:: Data listing ::
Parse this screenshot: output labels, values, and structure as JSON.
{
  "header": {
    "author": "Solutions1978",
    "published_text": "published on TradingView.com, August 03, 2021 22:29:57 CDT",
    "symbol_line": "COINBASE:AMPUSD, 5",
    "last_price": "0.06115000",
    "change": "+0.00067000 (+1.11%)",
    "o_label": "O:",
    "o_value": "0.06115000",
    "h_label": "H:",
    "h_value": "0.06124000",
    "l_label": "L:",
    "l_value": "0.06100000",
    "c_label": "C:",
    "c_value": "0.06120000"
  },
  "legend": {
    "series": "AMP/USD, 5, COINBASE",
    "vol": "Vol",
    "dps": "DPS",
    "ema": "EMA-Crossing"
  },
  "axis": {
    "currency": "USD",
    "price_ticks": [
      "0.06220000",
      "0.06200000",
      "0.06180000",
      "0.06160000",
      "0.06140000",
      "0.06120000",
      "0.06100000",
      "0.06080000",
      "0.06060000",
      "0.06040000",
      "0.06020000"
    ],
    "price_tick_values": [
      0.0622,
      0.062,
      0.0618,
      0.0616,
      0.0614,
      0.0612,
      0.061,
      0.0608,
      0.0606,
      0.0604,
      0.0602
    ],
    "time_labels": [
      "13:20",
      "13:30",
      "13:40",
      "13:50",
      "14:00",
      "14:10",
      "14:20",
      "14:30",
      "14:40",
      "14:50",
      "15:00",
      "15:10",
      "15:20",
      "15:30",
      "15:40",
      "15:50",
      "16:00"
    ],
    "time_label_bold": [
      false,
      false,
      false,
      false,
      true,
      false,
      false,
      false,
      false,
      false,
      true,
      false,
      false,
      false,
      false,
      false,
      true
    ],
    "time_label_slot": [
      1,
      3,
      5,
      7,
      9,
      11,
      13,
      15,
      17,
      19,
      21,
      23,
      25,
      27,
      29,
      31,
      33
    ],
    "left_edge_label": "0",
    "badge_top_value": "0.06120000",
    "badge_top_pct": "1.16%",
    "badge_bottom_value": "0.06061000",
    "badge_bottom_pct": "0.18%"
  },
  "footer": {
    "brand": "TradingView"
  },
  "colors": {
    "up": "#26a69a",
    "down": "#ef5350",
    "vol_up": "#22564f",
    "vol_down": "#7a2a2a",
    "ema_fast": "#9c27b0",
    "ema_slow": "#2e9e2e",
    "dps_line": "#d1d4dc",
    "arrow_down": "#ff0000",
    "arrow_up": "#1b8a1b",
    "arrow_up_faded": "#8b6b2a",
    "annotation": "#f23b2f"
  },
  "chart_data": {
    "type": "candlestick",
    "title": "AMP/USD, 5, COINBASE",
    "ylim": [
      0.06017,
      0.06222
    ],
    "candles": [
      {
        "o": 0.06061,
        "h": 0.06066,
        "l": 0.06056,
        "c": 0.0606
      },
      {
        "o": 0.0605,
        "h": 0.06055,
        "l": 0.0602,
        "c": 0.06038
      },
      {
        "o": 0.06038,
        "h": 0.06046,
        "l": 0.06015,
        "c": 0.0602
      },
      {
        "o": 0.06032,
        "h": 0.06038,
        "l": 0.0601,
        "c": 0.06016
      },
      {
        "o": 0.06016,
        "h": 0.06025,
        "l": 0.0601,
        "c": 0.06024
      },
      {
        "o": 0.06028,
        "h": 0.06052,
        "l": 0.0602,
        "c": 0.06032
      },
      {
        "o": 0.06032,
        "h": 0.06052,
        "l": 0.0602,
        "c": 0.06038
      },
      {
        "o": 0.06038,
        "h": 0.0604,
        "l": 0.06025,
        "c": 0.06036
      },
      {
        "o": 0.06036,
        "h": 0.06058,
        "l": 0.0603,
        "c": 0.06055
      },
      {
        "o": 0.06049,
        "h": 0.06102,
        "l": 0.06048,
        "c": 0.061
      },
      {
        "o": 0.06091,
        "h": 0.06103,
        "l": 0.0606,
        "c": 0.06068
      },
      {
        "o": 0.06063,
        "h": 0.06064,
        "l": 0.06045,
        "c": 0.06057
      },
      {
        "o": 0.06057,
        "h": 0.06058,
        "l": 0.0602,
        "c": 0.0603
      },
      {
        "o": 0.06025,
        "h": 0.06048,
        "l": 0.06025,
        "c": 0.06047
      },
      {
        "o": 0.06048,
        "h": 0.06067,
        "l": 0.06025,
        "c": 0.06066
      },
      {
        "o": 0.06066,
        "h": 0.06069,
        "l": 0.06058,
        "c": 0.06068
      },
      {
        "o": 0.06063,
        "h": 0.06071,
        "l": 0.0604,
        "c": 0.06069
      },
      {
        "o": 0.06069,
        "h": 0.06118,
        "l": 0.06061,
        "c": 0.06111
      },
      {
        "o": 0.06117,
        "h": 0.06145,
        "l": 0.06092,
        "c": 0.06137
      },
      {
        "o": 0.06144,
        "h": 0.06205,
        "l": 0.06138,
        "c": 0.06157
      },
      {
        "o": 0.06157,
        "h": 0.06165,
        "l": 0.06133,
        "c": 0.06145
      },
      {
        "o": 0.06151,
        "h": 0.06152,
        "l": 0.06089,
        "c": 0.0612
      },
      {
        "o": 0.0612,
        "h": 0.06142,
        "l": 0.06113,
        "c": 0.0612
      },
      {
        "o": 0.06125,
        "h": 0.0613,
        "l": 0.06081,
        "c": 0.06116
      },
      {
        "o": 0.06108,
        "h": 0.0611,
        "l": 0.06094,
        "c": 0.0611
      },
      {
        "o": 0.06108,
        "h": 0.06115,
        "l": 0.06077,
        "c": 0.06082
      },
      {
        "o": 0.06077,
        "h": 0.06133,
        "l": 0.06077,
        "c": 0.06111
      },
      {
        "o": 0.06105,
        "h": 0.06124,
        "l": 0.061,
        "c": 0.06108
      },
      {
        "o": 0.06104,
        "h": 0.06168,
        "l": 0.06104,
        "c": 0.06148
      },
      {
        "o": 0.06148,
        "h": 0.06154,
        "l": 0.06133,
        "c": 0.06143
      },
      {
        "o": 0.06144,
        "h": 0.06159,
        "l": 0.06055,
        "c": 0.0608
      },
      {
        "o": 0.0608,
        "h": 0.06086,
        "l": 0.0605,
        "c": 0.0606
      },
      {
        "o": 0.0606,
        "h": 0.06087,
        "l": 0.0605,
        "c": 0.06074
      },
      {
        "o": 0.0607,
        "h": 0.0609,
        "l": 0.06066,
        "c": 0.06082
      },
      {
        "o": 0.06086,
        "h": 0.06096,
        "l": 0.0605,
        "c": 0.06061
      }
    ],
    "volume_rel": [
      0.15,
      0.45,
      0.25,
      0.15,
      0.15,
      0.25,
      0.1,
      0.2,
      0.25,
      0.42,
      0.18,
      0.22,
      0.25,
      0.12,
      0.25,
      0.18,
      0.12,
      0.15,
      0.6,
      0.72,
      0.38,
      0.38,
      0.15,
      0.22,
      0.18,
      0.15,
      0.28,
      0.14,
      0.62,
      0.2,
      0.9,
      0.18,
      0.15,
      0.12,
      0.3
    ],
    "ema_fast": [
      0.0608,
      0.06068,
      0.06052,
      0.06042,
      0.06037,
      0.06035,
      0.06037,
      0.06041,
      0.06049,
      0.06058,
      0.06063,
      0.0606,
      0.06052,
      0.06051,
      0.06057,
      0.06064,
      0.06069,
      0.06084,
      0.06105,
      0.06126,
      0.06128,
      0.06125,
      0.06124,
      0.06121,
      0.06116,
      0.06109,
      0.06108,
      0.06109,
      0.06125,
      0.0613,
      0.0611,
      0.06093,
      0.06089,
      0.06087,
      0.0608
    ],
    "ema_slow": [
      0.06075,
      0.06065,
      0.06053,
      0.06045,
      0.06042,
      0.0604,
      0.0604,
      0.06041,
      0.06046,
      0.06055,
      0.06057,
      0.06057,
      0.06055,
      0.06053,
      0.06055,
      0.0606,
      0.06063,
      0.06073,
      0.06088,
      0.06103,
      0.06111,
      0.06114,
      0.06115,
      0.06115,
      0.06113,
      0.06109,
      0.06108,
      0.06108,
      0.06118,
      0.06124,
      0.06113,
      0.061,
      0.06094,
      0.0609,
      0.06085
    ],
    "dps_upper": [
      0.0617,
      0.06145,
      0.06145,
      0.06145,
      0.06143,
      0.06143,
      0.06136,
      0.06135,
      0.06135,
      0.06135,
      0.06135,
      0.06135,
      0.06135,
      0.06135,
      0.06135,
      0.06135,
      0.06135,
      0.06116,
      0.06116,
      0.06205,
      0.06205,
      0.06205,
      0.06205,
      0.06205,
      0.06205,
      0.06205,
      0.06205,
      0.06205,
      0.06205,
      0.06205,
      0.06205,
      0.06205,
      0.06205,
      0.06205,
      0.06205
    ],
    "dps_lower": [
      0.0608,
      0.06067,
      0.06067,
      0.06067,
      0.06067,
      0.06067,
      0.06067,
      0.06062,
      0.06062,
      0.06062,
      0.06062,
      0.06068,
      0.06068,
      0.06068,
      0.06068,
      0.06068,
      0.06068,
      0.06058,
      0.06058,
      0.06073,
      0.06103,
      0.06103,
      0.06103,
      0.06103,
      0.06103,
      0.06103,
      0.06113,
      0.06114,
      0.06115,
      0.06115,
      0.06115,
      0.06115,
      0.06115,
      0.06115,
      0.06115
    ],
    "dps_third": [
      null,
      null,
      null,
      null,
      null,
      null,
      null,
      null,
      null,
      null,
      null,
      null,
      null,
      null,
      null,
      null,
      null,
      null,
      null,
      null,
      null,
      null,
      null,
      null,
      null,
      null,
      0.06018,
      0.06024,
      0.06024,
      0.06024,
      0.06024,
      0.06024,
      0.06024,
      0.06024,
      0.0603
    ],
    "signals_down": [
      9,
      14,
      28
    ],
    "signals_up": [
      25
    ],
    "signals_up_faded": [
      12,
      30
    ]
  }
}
:::
== Problem statement ==
In the records above, locate every line with the string "COINBASE" and copy it.

== Response for this exercise ==
    "symbol_line": "COINBASE:AMPUSD, 5",
    "series": "AMP/USD, 5, COINBASE",
    "title": "AMP/USD, 5, COINBASE",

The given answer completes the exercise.